===== EXERCISE DATA

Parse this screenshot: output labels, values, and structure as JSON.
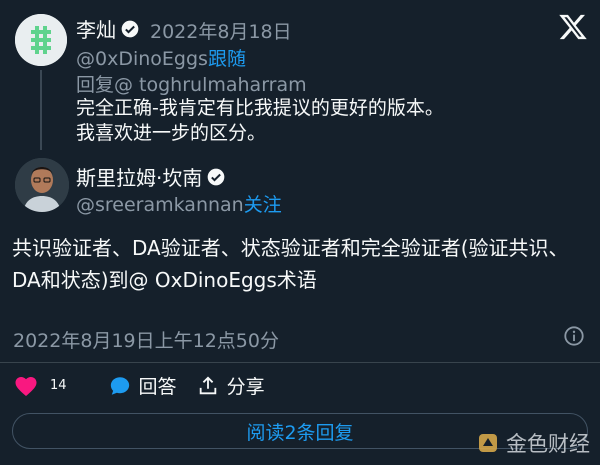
{
  "quoted": {
    "author_name": "李灿",
    "date": "2022年8月18日",
    "handle_prefix": "@0xDinoEggs",
    "handle_suffix": "跟随",
    "reply_to_prefix": "回复@ ",
    "reply_to_handle": "toghrulmaharram",
    "text_line1": "完全正确-我肯定有比我提议的更好的版本。",
    "text_line2": "我喜欢进一步的区分。"
  },
  "main": {
    "author_name": "斯里拉姆·坎南",
    "handle": "@sreeramkannan",
    "follow": "关注",
    "text": "共识验证者、DA验证者、状态验证者和完全验证者(验证共识、DA和状态)到@ OxDinoEggs术语",
    "timestamp": "2022年8月19日上午12点50分"
  },
  "actions": {
    "likes": "14",
    "reply_label": "回答",
    "share_label": "分享"
  },
  "read_replies_label": "阅读2条回复",
  "watermark_text": "金色财经",
  "colors": {
    "background": "#15202b",
    "accent": "#1d9bf0",
    "like": "#f91880",
    "muted": "#8b98a5"
  }
}
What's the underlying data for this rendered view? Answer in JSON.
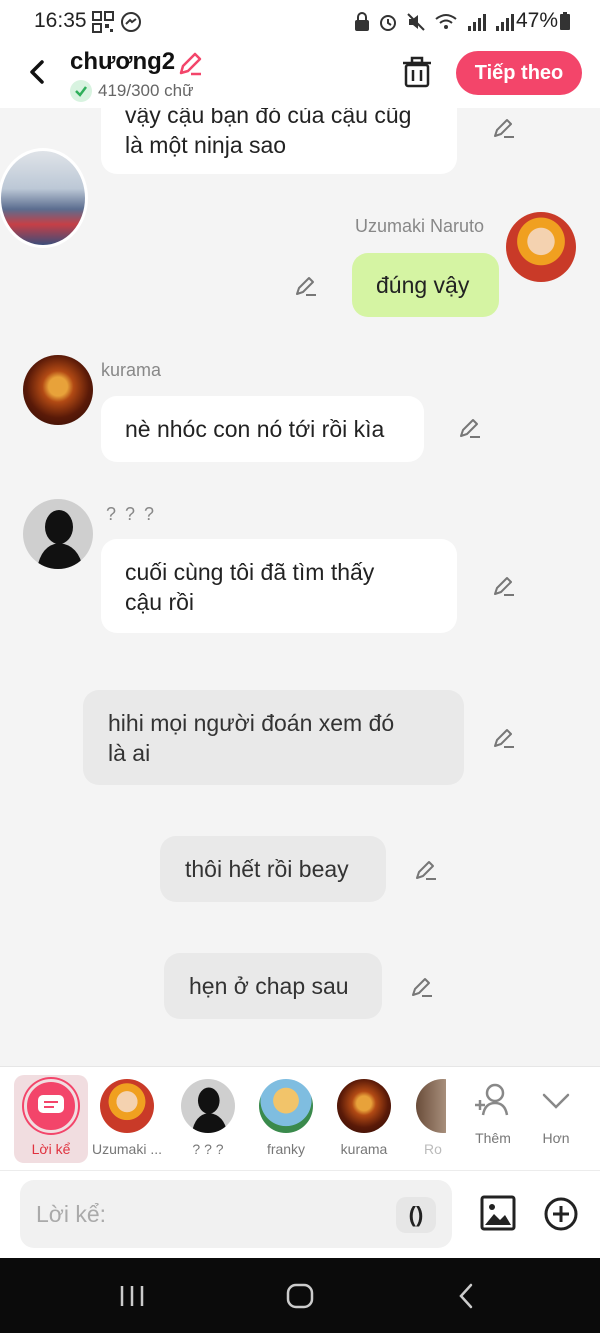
{
  "status_bar": {
    "time": "16:35",
    "battery": "47%"
  },
  "header": {
    "title": "chương2",
    "word_count": "419/300 chữ",
    "next_label": "Tiếp theo"
  },
  "messages": [
    {
      "text_line1": "vậy cậu bạn đó của cậu cũg",
      "text_line2": "là một ninja sao"
    },
    {
      "speaker": "Uzumaki Naruto",
      "text": "đúng vậy"
    },
    {
      "speaker": "kurama",
      "text": "nè nhóc con nó tới rồi kìa"
    },
    {
      "speaker": "? ? ?",
      "text_line1": "cuối cùng tôi đã tìm thấy",
      "text_line2": "cậu rồi"
    },
    {
      "text_line1": "hihi mọi người đoán xem đó",
      "text_line2": "là ai"
    },
    {
      "text": "thôi hết rồi beay"
    },
    {
      "text": "hẹn ở chap sau"
    }
  ],
  "characters": [
    {
      "label": "Lời kể"
    },
    {
      "label": "Uzumaki ..."
    },
    {
      "label": "? ? ?"
    },
    {
      "label": "franky"
    },
    {
      "label": "kurama"
    },
    {
      "label": "Ro"
    },
    {
      "label": "Thêm"
    },
    {
      "label": "Hơn"
    }
  ],
  "input": {
    "placeholder": "Lời kể:",
    "paren_label": "()"
  }
}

==========

> _PROBLEM REQUIREMENTS_
Transcribe each entry above exactly, apart from the pictures.

> _OUTPUT FOR THIS TASK_
Parse this screenshot: output labels, values, and structure as JSON.
{
  "quoted": {
    "author_name": "李灿",
    "date": "2022年8月18日",
    "handle_prefix": "@0xDinoEggs",
    "handle_suffix": "跟随",
    "reply_to_prefix": "回复@ ",
    "reply_to_handle": "toghrulmaharram",
    "text_line1": "完全正确-我肯定有比我提议的更好的版本。",
    "text_line2": "我喜欢进一步的区分。"
  },
  "main": {
    "author_name": "斯里拉姆·坎南",
    "handle": "@sreeramkannan",
    "follow": "关注",
    "text": "共识验证者、DA验证者、状态验证者和完全验证者(验证共识、DA和状态)到@ OxDinoEggs术语",
    "timestamp": "2022年8月19日上午12点50分"
  },
  "actions": {
    "likes": "14",
    "reply_label": "回答",
    "share_label": "分享"
  },
  "read_replies_label": "阅读2条回复",
  "watermark_text": "金色财经",
  "colors": {
    "background": "#15202b",
    "accent": "#1d9bf0",
    "like": "#f91880",
    "muted": "#8b98a5"
  }
}
What's the underlying data for this rendered view? Answer in JSON.
{
  "status_bar": {
    "time": "16:35",
    "battery": "47%"
  },
  "header": {
    "title": "chương2",
    "word_count": "419/300 chữ",
    "next_label": "Tiếp theo"
  },
  "messages": [
    {
      "text_line1": "vậy cậu bạn đó của cậu cũg",
      "text_line2": "là một ninja sao"
    },
    {
      "speaker": "Uzumaki Naruto",
      "text": "đúng vậy"
    },
    {
      "speaker": "kurama",
      "text": "nè nhóc con nó tới rồi kìa"
    },
    {
      "speaker": "? ? ?",
      "text_line1": "cuối cùng tôi đã tìm thấy",
      "text_line2": "cậu rồi"
    },
    {
      "text_line1": "hihi mọi người đoán xem đó",
      "text_line2": "là ai"
    },
    {
      "text": "thôi hết rồi beay"
    },
    {
      "text": "hẹn ở chap sau"
    }
  ],
  "characters": [
    {
      "label": "Lời kể"
    },
    {
      "label": "Uzumaki ..."
    },
    {
      "label": "? ? ?"
    },
    {
      "label": "franky"
    },
    {
      "label": "kurama"
    },
    {
      "label": "Ro"
    },
    {
      "label": "Thêm"
    },
    {
      "label": "Hơn"
    }
  ],
  "input": {
    "placeholder": "Lời kể:",
    "paren_label": "()"
  }
}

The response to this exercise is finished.